>> Start Records for this exercise

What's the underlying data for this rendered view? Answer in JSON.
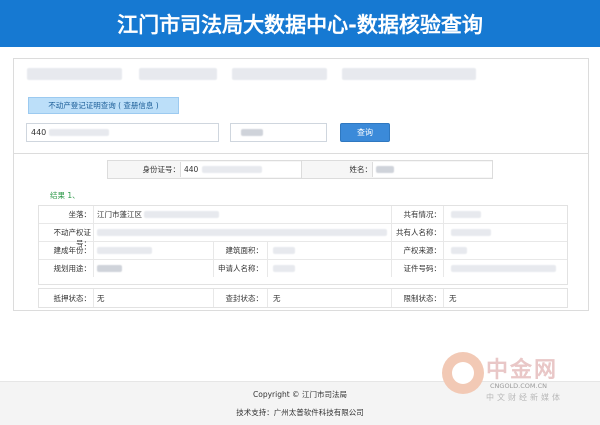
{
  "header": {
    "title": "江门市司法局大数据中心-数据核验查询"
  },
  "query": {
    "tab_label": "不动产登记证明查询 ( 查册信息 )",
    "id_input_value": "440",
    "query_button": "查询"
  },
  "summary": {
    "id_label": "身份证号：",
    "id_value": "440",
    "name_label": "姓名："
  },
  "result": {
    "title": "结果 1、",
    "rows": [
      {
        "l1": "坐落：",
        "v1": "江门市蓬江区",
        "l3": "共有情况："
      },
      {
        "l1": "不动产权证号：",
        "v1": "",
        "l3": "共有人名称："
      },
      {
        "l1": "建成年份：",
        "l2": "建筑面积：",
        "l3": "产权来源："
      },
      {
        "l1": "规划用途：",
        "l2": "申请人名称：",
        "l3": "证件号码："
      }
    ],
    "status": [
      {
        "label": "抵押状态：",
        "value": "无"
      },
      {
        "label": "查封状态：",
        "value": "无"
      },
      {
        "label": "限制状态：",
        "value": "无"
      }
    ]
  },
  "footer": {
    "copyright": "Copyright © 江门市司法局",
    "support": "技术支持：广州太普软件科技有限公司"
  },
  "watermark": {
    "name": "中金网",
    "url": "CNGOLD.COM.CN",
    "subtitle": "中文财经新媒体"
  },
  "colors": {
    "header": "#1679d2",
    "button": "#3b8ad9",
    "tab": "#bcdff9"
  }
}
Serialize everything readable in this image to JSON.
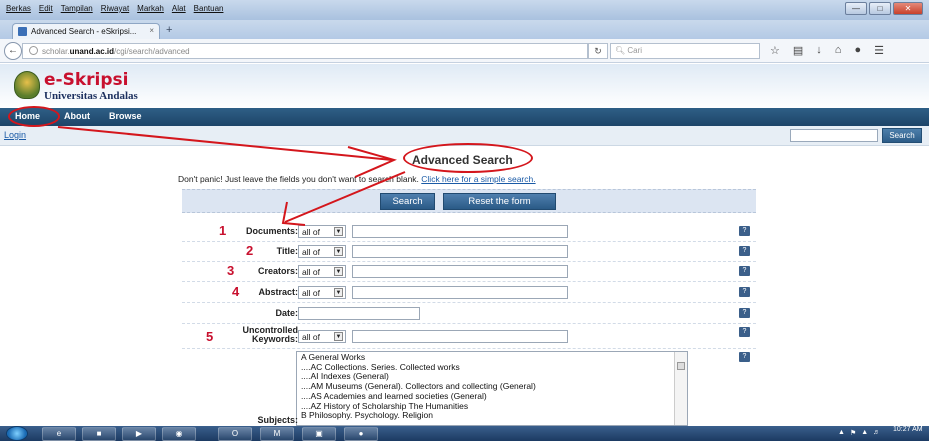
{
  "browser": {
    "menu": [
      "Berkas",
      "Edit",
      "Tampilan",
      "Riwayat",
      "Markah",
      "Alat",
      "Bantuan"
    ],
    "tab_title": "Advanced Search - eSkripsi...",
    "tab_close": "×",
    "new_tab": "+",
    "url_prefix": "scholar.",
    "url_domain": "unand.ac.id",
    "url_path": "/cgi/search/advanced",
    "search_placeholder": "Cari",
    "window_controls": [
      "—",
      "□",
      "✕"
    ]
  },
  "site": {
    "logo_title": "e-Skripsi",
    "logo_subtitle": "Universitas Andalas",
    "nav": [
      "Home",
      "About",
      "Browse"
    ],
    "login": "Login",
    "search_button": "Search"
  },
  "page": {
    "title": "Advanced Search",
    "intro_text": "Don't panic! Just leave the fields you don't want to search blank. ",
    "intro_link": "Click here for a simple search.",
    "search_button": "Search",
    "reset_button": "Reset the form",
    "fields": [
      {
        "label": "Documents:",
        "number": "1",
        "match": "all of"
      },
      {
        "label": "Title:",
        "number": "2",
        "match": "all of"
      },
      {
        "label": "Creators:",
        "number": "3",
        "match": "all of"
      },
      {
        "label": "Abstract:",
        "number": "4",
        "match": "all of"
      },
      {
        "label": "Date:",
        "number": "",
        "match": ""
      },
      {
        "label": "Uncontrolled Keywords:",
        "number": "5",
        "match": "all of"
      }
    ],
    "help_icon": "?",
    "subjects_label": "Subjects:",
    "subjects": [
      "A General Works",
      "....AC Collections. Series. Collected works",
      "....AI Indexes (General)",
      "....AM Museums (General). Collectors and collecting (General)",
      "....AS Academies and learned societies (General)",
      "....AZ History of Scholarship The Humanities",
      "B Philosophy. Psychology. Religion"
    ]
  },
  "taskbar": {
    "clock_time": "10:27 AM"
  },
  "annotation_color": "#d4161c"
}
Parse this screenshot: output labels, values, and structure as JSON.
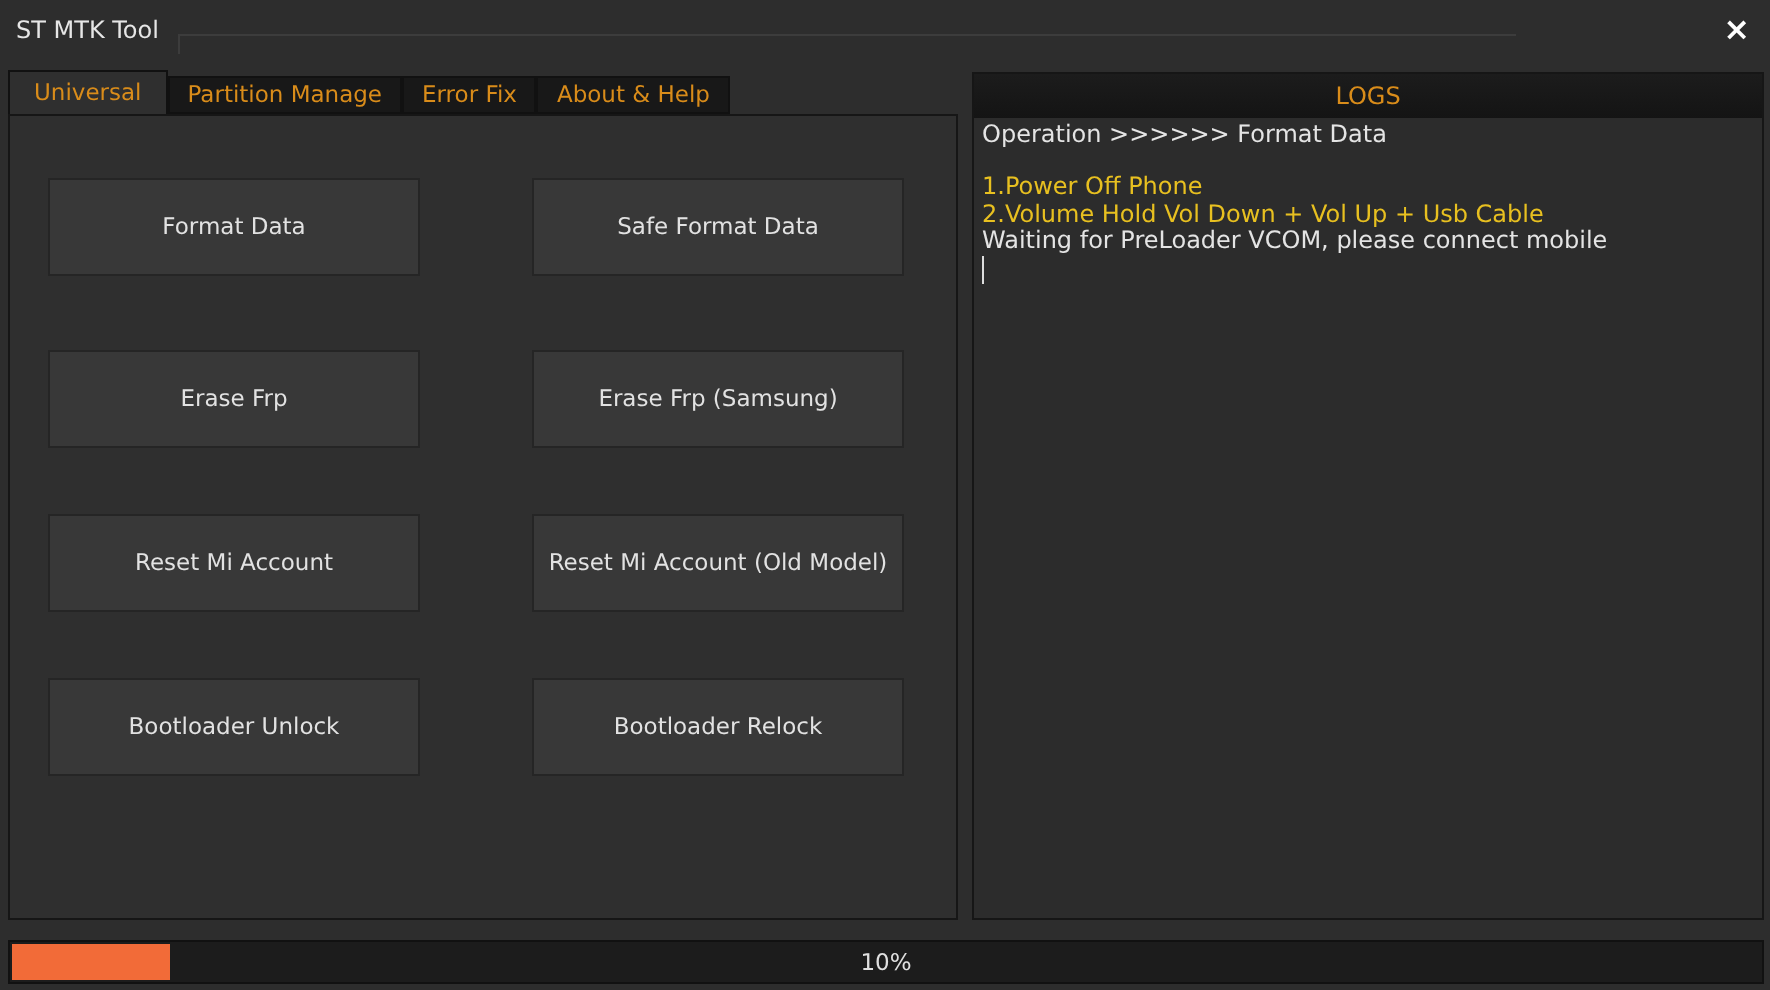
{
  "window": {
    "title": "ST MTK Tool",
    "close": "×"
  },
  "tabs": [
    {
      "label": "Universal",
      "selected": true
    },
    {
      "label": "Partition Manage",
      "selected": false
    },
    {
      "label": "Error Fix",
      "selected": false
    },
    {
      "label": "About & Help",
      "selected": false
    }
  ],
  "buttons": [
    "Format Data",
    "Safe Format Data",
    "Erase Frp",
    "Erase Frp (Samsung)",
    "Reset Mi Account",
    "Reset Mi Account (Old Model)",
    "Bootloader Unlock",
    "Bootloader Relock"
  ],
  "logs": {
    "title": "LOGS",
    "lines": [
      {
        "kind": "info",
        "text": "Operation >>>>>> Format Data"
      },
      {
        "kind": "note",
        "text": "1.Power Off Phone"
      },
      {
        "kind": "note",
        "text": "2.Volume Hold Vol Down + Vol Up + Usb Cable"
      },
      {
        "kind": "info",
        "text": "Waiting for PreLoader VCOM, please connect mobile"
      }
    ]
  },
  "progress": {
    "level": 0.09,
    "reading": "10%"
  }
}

>> End Records for this exercise

- _Problem description_
Omit every picture, then repeat the remaining data exactly as it appears above.

- _Answer for this exercise_
What's the underlying data for this rendered view? Answer in JSON.
{
  "header": {
    "title": "江门市司法局大数据中心-数据核验查询"
  },
  "query": {
    "tab_label": "不动产登记证明查询 ( 查册信息 )",
    "id_input_value": "440",
    "query_button": "查询"
  },
  "summary": {
    "id_label": "身份证号：",
    "id_value": "440",
    "name_label": "姓名："
  },
  "result": {
    "title": "结果 1、",
    "rows": [
      {
        "l1": "坐落：",
        "v1": "江门市蓬江区",
        "l3": "共有情况："
      },
      {
        "l1": "不动产权证号：",
        "v1": "",
        "l3": "共有人名称："
      },
      {
        "l1": "建成年份：",
        "l2": "建筑面积：",
        "l3": "产权来源："
      },
      {
        "l1": "规划用途：",
        "l2": "申请人名称：",
        "l3": "证件号码："
      }
    ],
    "status": [
      {
        "label": "抵押状态：",
        "value": "无"
      },
      {
        "label": "查封状态：",
        "value": "无"
      },
      {
        "label": "限制状态：",
        "value": "无"
      }
    ]
  },
  "footer": {
    "copyright": "Copyright © 江门市司法局",
    "support": "技术支持：广州太普软件科技有限公司"
  },
  "watermark": {
    "name": "中金网",
    "url": "CNGOLD.COM.CN",
    "subtitle": "中文财经新媒体"
  },
  "colors": {
    "header": "#1679d2",
    "button": "#3b8ad9",
    "tab": "#bcdff9"
  }
}
Serialize everything readable in this image to JSON.
{
  "browser": {
    "menu": [
      "Berkas",
      "Edit",
      "Tampilan",
      "Riwayat",
      "Markah",
      "Alat",
      "Bantuan"
    ],
    "tab_title": "Advanced Search - eSkripsi...",
    "tab_close": "×",
    "new_tab": "+",
    "url_prefix": "scholar.",
    "url_domain": "unand.ac.id",
    "url_path": "/cgi/search/advanced",
    "search_placeholder": "Cari",
    "window_controls": [
      "—",
      "□",
      "✕"
    ]
  },
  "site": {
    "logo_title": "e-Skripsi",
    "logo_subtitle": "Universitas Andalas",
    "nav": [
      "Home",
      "About",
      "Browse"
    ],
    "login": "Login",
    "search_button": "Search"
  },
  "page": {
    "title": "Advanced Search",
    "intro_text": "Don't panic! Just leave the fields you don't want to search blank. ",
    "intro_link": "Click here for a simple search.",
    "search_button": "Search",
    "reset_button": "Reset the form",
    "fields": [
      {
        "label": "Documents:",
        "number": "1",
        "match": "all of"
      },
      {
        "label": "Title:",
        "number": "2",
        "match": "all of"
      },
      {
        "label": "Creators:",
        "number": "3",
        "match": "all of"
      },
      {
        "label": "Abstract:",
        "number": "4",
        "match": "all of"
      },
      {
        "label": "Date:",
        "number": "",
        "match": ""
      },
      {
        "label": "Uncontrolled Keywords:",
        "number": "5",
        "match": "all of"
      }
    ],
    "help_icon": "?",
    "subjects_label": "Subjects:",
    "subjects": [
      "A General Works",
      "....AC Collections. Series. Collected works",
      "....AI Indexes (General)",
      "....AM Museums (General). Collectors and collecting (General)",
      "....AS Academies and learned societies (General)",
      "....AZ History of Scholarship The Humanities",
      "B Philosophy. Psychology. Religion"
    ]
  },
  "taskbar": {
    "clock_time": "10:27 AM"
  },
  "annotation_color": "#d4161c"
}
Parse this screenshot: output labels, values, and structure as JSON.
{
  "window": {
    "title": "ST MTK Tool",
    "close": "×"
  },
  "tabs": [
    {
      "label": "Universal",
      "selected": true
    },
    {
      "label": "Partition Manage",
      "selected": false
    },
    {
      "label": "Error Fix",
      "selected": false
    },
    {
      "label": "About & Help",
      "selected": false
    }
  ],
  "buttons": [
    "Format Data",
    "Safe Format Data",
    "Erase Frp",
    "Erase Frp (Samsung)",
    "Reset Mi Account",
    "Reset Mi Account (Old Model)",
    "Bootloader Unlock",
    "Bootloader Relock"
  ],
  "logs": {
    "title": "LOGS",
    "lines": [
      {
        "kind": "info",
        "text": "Operation >>>>>> Format Data"
      },
      {
        "kind": "note",
        "text": "1.Power Off Phone"
      },
      {
        "kind": "note",
        "text": "2.Volume Hold Vol Down + Vol Up + Usb Cable"
      },
      {
        "kind": "info",
        "text": "Waiting for PreLoader VCOM, please connect mobile"
      }
    ]
  },
  "progress": {
    "level": 0.09,
    "reading": "10%"
  }
}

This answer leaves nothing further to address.